— BEGIN Entries supplied —

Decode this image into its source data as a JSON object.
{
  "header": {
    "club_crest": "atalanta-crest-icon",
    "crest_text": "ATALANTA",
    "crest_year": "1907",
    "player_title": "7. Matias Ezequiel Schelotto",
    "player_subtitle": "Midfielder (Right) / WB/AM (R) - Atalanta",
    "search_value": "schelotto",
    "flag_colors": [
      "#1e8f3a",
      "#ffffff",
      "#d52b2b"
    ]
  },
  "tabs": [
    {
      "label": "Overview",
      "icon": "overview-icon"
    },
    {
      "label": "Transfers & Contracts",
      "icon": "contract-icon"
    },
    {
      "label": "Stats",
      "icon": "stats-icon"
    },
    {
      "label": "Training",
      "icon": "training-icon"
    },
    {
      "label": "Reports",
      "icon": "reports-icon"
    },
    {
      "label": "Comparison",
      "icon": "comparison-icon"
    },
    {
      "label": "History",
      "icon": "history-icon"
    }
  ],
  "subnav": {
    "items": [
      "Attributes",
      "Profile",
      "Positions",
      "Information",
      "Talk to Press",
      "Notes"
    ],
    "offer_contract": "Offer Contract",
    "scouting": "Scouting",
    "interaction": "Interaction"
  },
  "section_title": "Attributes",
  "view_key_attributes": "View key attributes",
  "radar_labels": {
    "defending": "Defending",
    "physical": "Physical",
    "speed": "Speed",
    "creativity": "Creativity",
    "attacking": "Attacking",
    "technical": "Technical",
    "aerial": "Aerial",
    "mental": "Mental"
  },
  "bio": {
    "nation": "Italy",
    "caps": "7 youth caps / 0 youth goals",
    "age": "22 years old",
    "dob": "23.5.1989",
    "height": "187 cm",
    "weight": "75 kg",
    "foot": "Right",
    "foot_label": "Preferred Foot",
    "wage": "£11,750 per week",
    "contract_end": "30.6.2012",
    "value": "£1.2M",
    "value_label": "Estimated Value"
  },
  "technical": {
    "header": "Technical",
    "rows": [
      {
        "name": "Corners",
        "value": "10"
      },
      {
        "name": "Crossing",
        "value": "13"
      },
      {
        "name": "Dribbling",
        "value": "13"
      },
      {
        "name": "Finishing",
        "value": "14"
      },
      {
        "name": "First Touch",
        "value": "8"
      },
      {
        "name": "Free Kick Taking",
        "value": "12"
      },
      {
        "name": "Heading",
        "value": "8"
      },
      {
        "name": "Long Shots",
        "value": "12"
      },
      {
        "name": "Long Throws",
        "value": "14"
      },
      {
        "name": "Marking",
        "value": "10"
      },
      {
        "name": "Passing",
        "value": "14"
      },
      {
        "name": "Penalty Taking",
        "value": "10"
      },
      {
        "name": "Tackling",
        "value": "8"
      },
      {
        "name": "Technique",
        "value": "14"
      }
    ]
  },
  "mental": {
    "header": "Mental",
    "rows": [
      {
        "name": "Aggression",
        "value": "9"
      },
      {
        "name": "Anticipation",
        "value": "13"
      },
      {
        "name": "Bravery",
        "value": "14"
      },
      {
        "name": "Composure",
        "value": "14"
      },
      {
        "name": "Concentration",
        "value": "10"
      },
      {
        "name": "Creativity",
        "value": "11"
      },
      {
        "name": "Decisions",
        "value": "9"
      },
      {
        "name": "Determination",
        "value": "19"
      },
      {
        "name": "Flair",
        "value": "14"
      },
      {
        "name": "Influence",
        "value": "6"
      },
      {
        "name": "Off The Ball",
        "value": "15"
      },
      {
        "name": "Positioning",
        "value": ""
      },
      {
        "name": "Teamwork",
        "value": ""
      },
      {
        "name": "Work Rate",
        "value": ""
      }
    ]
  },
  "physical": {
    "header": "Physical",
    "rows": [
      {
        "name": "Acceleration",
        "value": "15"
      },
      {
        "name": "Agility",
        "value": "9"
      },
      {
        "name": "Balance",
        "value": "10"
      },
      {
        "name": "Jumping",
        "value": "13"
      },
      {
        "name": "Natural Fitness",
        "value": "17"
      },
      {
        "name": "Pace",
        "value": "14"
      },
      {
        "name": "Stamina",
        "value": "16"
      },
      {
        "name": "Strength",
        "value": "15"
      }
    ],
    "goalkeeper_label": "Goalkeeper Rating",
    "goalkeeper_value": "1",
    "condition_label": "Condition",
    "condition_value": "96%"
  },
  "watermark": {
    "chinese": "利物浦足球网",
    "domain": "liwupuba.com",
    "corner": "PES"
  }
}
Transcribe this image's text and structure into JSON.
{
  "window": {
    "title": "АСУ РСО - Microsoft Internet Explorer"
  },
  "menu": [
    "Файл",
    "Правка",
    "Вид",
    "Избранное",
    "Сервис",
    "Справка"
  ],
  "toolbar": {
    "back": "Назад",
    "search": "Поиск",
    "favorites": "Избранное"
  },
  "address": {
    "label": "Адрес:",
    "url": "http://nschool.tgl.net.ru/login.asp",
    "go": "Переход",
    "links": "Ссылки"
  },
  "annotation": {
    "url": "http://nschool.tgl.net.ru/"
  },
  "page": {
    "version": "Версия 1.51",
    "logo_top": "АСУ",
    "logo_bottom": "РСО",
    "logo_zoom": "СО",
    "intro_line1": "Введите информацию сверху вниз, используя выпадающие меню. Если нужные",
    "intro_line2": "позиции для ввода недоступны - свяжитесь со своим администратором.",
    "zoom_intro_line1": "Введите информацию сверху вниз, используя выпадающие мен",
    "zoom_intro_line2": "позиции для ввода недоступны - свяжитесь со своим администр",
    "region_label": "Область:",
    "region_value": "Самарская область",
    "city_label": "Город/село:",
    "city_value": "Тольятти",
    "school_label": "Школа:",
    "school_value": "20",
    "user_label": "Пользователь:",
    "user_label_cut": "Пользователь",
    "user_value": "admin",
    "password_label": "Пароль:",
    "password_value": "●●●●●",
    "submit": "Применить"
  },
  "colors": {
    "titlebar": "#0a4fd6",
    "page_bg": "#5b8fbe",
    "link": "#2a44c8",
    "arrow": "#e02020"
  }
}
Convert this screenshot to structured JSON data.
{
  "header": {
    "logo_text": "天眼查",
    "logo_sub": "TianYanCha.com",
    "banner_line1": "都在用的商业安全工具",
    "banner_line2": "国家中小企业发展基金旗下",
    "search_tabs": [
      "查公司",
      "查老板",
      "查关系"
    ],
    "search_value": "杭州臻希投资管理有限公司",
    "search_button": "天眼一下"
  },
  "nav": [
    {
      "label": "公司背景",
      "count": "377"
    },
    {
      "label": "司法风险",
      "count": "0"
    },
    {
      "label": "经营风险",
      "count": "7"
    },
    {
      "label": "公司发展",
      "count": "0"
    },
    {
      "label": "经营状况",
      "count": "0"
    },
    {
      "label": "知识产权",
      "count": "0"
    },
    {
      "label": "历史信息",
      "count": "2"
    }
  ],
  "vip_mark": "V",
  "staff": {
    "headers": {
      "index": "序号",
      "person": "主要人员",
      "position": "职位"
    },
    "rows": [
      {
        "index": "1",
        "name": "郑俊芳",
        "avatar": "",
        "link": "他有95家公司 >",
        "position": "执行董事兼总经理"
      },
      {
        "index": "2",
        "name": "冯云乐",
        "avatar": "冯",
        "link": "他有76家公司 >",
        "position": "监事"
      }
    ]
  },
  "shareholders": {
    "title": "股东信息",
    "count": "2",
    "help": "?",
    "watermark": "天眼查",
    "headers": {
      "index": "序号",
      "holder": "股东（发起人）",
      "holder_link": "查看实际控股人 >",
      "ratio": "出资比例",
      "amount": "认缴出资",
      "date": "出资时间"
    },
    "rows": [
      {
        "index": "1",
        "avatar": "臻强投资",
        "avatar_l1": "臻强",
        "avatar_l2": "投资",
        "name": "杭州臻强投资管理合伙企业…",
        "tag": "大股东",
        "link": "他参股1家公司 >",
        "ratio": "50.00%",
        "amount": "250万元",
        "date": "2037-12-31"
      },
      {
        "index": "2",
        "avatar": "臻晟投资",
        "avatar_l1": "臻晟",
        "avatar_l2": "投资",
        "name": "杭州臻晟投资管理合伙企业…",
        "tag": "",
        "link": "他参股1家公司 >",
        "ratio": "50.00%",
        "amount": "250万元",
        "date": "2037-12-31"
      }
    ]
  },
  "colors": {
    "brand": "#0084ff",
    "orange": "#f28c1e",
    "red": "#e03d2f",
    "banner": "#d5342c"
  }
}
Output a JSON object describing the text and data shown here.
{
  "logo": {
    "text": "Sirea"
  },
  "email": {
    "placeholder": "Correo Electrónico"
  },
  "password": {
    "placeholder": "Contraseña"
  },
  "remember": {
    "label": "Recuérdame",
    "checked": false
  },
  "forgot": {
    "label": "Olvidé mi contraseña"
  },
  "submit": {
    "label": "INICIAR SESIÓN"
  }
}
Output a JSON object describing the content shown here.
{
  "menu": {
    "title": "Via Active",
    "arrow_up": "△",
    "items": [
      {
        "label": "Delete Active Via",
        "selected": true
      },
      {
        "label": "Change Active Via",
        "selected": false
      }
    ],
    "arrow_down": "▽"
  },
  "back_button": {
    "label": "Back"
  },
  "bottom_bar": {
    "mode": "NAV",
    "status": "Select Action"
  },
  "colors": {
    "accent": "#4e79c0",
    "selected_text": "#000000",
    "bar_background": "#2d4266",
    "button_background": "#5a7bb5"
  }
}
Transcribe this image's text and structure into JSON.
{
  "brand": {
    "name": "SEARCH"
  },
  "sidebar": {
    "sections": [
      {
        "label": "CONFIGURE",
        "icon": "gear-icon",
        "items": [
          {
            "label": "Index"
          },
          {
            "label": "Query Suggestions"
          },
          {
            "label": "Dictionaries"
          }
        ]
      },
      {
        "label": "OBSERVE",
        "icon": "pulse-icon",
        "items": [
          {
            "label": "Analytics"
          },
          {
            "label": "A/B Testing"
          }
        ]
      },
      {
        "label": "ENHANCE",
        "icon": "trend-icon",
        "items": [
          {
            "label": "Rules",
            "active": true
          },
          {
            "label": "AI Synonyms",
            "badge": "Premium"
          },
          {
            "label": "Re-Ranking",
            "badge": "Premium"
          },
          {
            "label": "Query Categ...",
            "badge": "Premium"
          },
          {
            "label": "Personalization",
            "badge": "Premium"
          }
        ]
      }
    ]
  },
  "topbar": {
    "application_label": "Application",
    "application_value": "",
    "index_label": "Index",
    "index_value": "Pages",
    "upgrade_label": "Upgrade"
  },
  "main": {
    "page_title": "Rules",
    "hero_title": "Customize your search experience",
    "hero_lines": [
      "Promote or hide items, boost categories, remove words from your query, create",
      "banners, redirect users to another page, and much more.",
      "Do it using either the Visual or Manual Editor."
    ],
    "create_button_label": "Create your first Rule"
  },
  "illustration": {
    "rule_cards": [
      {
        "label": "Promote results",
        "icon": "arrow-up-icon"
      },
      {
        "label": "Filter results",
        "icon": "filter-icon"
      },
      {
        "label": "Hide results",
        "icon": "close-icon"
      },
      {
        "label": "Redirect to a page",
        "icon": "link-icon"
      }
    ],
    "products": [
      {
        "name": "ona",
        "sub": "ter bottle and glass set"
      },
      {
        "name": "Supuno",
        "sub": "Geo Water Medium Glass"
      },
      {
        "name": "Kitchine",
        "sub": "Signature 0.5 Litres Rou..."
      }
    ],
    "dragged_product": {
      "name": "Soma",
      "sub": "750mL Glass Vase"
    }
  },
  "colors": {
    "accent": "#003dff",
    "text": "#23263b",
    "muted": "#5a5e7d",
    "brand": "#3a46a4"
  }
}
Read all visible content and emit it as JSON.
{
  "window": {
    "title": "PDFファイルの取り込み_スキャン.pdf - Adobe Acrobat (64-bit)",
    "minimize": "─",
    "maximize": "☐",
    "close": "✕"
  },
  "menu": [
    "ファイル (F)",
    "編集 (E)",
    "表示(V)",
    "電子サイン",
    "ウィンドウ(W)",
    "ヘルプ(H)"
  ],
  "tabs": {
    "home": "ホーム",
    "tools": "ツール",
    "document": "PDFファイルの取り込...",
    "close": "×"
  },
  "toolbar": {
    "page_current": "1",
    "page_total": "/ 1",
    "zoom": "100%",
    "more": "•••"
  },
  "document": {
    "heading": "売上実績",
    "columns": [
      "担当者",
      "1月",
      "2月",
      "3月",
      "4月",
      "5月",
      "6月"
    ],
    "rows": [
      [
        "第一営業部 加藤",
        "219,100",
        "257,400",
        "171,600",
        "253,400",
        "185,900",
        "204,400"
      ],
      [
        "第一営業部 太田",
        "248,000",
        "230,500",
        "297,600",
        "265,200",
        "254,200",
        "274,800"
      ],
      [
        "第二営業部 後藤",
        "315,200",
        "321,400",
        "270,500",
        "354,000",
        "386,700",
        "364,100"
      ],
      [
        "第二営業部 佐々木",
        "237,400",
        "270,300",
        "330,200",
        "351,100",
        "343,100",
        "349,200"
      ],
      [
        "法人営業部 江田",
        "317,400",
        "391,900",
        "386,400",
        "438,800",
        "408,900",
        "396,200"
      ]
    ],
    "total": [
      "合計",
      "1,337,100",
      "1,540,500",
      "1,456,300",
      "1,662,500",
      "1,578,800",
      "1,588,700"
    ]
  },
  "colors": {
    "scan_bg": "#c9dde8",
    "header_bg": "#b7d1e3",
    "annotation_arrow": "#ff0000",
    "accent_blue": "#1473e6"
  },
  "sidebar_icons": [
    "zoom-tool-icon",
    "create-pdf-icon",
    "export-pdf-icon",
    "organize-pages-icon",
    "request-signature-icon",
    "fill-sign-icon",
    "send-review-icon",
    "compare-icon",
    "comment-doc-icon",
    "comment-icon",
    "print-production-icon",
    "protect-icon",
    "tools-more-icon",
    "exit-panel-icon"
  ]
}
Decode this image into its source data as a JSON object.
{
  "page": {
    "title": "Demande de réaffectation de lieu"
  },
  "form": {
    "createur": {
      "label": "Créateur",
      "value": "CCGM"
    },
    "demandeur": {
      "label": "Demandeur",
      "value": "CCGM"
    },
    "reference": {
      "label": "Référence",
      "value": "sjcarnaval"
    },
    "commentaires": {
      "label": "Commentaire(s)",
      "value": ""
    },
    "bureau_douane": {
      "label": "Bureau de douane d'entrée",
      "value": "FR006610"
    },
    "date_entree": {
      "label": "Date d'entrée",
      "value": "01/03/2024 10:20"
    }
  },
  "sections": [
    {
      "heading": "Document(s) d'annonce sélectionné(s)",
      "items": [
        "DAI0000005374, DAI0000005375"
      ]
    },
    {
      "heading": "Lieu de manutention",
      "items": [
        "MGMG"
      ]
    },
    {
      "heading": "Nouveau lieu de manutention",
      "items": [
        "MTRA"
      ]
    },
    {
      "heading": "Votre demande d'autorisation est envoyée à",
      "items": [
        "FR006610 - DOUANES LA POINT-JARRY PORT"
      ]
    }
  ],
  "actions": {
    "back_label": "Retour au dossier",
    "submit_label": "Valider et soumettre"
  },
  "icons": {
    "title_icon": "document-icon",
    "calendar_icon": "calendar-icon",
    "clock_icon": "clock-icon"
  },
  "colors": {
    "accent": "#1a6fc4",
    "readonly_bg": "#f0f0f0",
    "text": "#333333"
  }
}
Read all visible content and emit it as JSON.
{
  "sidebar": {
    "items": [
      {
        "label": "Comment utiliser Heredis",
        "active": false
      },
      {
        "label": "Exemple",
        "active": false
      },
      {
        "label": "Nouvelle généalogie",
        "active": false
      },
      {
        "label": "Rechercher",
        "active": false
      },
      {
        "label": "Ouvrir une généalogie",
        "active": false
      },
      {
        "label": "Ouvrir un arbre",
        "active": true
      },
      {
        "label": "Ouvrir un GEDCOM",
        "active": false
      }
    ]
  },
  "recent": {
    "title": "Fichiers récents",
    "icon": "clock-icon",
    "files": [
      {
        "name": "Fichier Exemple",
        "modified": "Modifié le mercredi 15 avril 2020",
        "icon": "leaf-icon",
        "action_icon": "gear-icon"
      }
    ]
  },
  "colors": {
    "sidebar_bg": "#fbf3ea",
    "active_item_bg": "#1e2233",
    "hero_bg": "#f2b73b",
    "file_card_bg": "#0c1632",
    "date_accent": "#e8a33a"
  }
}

— END Entries supplied —

[Task to carry out]:
Scan the material line by line and report each one that contains "позиции".

[Complete response]:
    "intro_line2": "позиции для ввода недоступны - свяжитесь со своим администратором.",
    "zoom_intro_line2": "позиции для ввода недоступны - свяжитесь со своим администр",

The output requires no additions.